### TASK STATEMENT
Lines that contain the string "Size" are to be copied; leave out all others.
◇ ◇ ◇ ◇
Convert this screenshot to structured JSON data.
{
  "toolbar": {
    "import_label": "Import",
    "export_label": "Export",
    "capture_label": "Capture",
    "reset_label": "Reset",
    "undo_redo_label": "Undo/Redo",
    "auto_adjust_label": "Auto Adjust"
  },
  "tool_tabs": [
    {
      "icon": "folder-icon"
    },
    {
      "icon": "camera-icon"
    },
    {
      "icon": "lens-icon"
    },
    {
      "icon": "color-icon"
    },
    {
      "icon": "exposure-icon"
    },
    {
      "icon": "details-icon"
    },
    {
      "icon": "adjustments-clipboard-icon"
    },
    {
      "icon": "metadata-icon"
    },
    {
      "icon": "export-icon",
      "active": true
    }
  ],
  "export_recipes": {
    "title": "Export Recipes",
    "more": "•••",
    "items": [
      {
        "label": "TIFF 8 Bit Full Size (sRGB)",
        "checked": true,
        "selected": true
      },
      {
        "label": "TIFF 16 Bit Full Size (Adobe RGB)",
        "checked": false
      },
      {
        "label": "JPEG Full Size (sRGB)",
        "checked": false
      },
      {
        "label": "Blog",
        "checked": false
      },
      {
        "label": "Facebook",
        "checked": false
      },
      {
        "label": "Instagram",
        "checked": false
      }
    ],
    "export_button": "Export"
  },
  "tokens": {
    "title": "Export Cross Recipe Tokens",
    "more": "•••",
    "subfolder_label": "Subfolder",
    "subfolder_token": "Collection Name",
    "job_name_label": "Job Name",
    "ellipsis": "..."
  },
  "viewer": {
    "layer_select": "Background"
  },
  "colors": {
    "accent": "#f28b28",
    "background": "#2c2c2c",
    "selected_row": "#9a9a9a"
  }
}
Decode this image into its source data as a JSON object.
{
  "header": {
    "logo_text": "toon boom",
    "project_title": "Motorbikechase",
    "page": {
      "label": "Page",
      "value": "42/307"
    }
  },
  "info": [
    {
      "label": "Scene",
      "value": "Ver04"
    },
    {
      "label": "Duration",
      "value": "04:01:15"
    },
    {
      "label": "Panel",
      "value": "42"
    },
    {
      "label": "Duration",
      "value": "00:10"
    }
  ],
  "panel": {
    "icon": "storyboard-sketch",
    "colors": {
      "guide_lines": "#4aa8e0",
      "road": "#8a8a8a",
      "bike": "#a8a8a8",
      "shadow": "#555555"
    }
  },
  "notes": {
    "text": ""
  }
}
◇ ◇ ◇ ◇
### ANSWER TO THE PROBLEM
        "label": "TIFF 8 Bit Full Size (sRGB)",
        "label": "TIFF 16 Bit Full Size (Adobe RGB)",
        "label": "JPEG Full Size (sRGB)",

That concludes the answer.